* _Do this_
Work out how many lines in the listing below include the word "Medlešice". Give nothing but the number.

* _Stored rows_
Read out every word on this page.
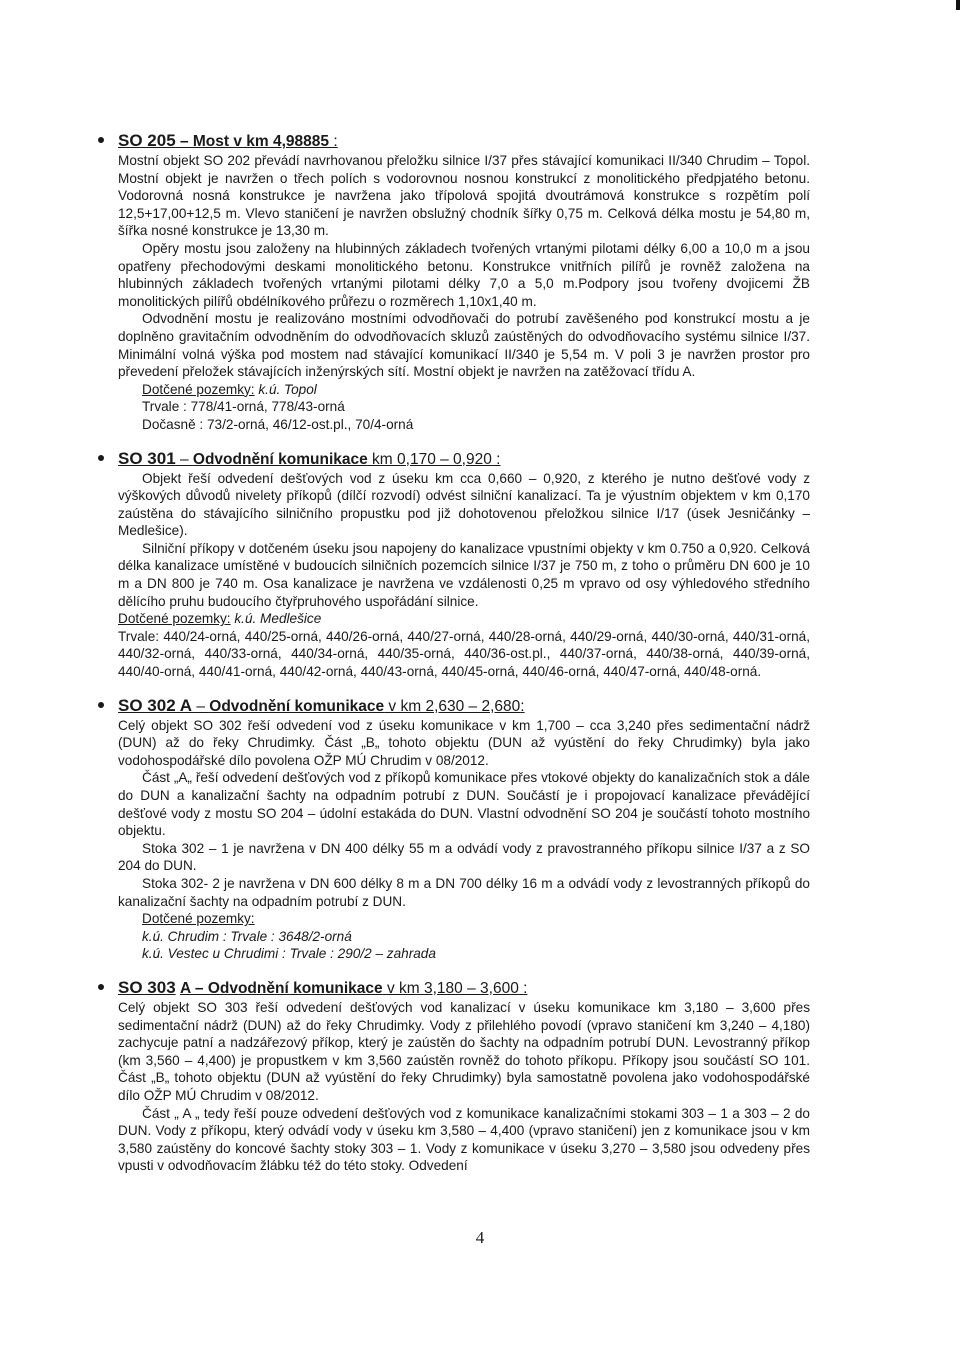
SO 205 – Most v km 4,98885 :

Mostní objekt SO 202 převádí navrhovanou přeložku silnice I/37 přes stávající komunikaci II/340 Chrudim – Topol. Mostní objekt je navržen o třech polích s vodorovnou nosnou konstrukcí z monolitického předpjatého betonu. Vodorovná nosná konstrukce je navržena jako třípolová spojitá dvoutrámová konstrukce s rozpětím polí 12,5+17,00+12,5 m. Vlevo staničení je navržen obslužný chodník šířky 0,75 m. Celková délka mostu je 54,80 m, šířka nosné konstrukce je 13,30 m.

Opěry mostu jsou založeny na hlubinných základech tvořených vrtanými pilotami délky 6,00 a 10,0 m a jsou opatřeny přechodovými deskami monolitického betonu. Konstrukce vnitřních pilířů je rovněž založena na hlubinných základech tvořených vrtanými pilotami délky 7,0 a 5,0 m.Podpory jsou tvořeny dvojicemi ŽB monolitických pilířů obdélníkového průřezu o rozměrech 1,10x1,40 m.

Odvodnění mostu je realizováno mostními odvodňovači do potrubí zavěšeného pod konstrukcí mostu a je doplněno gravitačním odvodněním do odvodňovacích skluzů zaústěných do odvodňovacího systému silnice I/37. Minimální volná výška pod mostem nad stávající komunikací II/340 je 5,54 m. V poli 3 je navržen prostor pro převedení přeložek stávajících inženýrských sítí. Mostní objekt je navržen na zatěžovací třídu A.

Dotčené pozemky: k.ú. Topol

Trvale : 778/41-orná, 778/43-orná

Dočasně : 73/2-orná, 46/12-ost.pl., 70/4-orná

SO 301 – Odvodnění komunikace km 0,170 – 0,920 :

Objekt řeší odvedení dešťových vod z úseku km cca 0,660 – 0,920, z kterého je nutno dešťové vody z výškových důvodů nivelety příkopů (dílčí rozvodí) odvést silniční kanalizací. Ta je výustním objektem v km 0,170 zaústěna do stávajícího silničního propustku pod již dohotovenou přeložkou silnice I/17 (úsek Jesničánky – Medlešice).

Silniční příkopy v dotčeném úseku jsou napojeny do kanalizace vpustními objekty v km 0.750 a 0,920. Celková délka kanalizace umístěné v budoucích silničních pozemcích silnice I/37 je 750 m, z toho o průměru DN 600 je 10 m a DN 800 je 740 m. Osa kanalizace je navržena ve vzdálenosti 0,25 m vpravo od osy výhledového středního dělícího pruhu budoucího čtyřpruhového uspořádání silnice.

Dotčené pozemky: k.ú. Medlešice

Trvale: 440/24-orná, 440/25-orná, 440/26-orná, 440/27-orná, 440/28-orná, 440/29-orná, 440/30-orná, 440/31-orná, 440/32-orná, 440/33-orná, 440/34-orná, 440/35-orná, 440/36-ost.pl., 440/37-orná, 440/38-orná, 440/39-orná, 440/40-orná, 440/41-orná, 440/42-orná, 440/43-orná, 440/45-orná, 440/46-orná, 440/47-orná, 440/48-orná.

SO 302 A – Odvodnění komunikace v km 2,630 – 2,680:

Celý objekt SO 302 řeší odvedení vod z úseku komunikace v km 1,700 – cca 3,240 přes sedimentační nádrž (DUN) až do řeky Chrudimky. Část „B„ tohoto objektu (DUN až vyústění do řeky Chrudimky) byla jako vodohospodářské dílo povolena OŽP MÚ Chrudim v 08/2012.

Část „A„ řeší odvedení dešťových vod z příkopů komunikace přes vtokové objekty do kanalizačních stok a dále do DUN a kanalizační šachty na odpadním potrubí z DUN. Součástí je i propojovací kanalizace převádějící dešťové vody z mostu SO 204 – údolní estakáda do DUN. Vlastní odvodnění SO 204 je součástí tohoto mostního objektu.

Stoka 302 – 1 je navržena v DN 400 délky 55 m a odvádí vody z pravostranného příkopu silnice I/37 a z SO 204 do DUN.

Stoka 302- 2 je navržena v DN 600 délky 8 m a DN 700 délky 16 m a odvádí vody z levostranných příkopů do kanalizační šachty na odpadním potrubí z DUN.

Dotčené pozemky:

k.ú. Chrudim : Trvale : 3648/2-orná

k.ú. Vestec u Chrudimi : Trvale : 290/2 – zahrada

SO 303 A – Odvodnění komunikace v km 3,180 – 3,600 :

Celý objekt SO 303 řeší odvedení dešťových vod kanalizací v úseku komunikace km 3,180 – 3,600 přes sedimentační nádrž (DUN) až do řeky Chrudimky. Vody z přilehlého povodí (vpravo staničení km 3,240 – 4,180) zachycuje patní a nadzářezový příkop, který je zaústěn do šachty na odpadním potrubí DUN. Levostranný příkop (km 3,560 – 4,400) je propustkem v km 3,560 zaústěn rovněž do tohoto příkopu. Příkopy jsou součástí SO 101. Část „B„ tohoto objektu (DUN až vyústění do řeky Chrudimky) byla samostatně povolena jako vodohospodářské dílo OŽP MÚ Chrudim v 08/2012.

Část „ A „ tedy řeší pouze odvedení dešťových vod z komunikace kanalizačními stokami 303 – 1 a 303 – 2 do DUN. Vody z příkopu, který odvádí vody v úseku km 3,580 – 4,400 (vpravo staničení) jen z komunikace jsou v km 3,580 zaústěny do koncové šachty stoky 303 – 1. Vody z komunikace v úseku 3,270 – 3,580 jsou odvedeny přes vpusti v odvodňovacím žlábku též do této stoky. Odvedení

4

* _Response below_
2